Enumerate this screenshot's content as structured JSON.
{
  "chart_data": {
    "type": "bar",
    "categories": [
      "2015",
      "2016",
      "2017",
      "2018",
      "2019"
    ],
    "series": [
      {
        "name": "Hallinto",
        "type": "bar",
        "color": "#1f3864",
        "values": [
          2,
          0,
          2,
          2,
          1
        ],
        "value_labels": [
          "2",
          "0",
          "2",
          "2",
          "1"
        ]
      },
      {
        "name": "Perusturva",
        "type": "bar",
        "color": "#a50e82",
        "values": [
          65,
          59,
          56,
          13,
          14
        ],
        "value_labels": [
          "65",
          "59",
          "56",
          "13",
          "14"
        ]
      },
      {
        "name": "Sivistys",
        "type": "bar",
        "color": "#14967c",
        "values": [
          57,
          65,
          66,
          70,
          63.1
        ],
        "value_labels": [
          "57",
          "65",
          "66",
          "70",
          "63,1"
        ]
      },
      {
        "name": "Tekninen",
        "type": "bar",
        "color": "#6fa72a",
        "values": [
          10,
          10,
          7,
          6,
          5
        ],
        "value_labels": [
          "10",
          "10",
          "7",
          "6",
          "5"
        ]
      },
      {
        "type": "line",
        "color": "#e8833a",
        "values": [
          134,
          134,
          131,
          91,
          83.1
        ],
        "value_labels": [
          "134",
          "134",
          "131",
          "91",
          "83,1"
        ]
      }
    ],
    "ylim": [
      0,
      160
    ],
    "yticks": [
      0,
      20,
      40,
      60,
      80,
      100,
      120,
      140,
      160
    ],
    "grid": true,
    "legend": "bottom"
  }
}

····················

What you are asked to do: Using the listing above, retype each line exactly.

The solution:
Enumerate this screenshot's content as structured JSON.
{
  "chart_data": {
    "type": "bar",
    "categories": [
      "2015",
      "2016",
      "2017",
      "2018",
      "2019"
    ],
    "series": [
      {
        "name": "Hallinto",
        "type": "bar",
        "color": "#1f3864",
        "values": [
          2,
          0,
          2,
          2,
          1
        ],
        "value_labels": [
          "2",
          "0",
          "2",
          "2",
          "1"
        ]
      },
      {
        "name": "Perusturva",
        "type": "bar",
        "color": "#a50e82",
        "values": [
          65,
          59,
          56,
          13,
          14
        ],
        "value_labels": [
          "65",
          "59",
          "56",
          "13",
          "14"
        ]
      },
      {
        "name": "Sivistys",
        "type": "bar",
        "color": "#14967c",
        "values": [
          57,
          65,
          66,
          70,
          63.1
        ],
        "value_labels": [
          "57",
          "65",
          "66",
          "70",
          "63,1"
        ]
      },
      {
        "name": "Tekninen",
        "type": "bar",
        "color": "#6fa72a",
        "values": [
          10,
          10,
          7,
          6,
          5
        ],
        "value_labels": [
          "10",
          "10",
          "7",
          "6",
          "5"
        ]
      },
      {
        "type": "line",
        "color": "#e8833a",
        "values": [
          134,
          134,
          131,
          91,
          83.1
        ],
        "value_labels": [
          "134",
          "134",
          "131",
          "91",
          "83,1"
        ]
      }
    ],
    "ylim": [
      0,
      160
    ],
    "yticks": [
      0,
      20,
      40,
      60,
      80,
      100,
      120,
      140,
      160
    ],
    "grid": true,
    "legend": "bottom"
  }
}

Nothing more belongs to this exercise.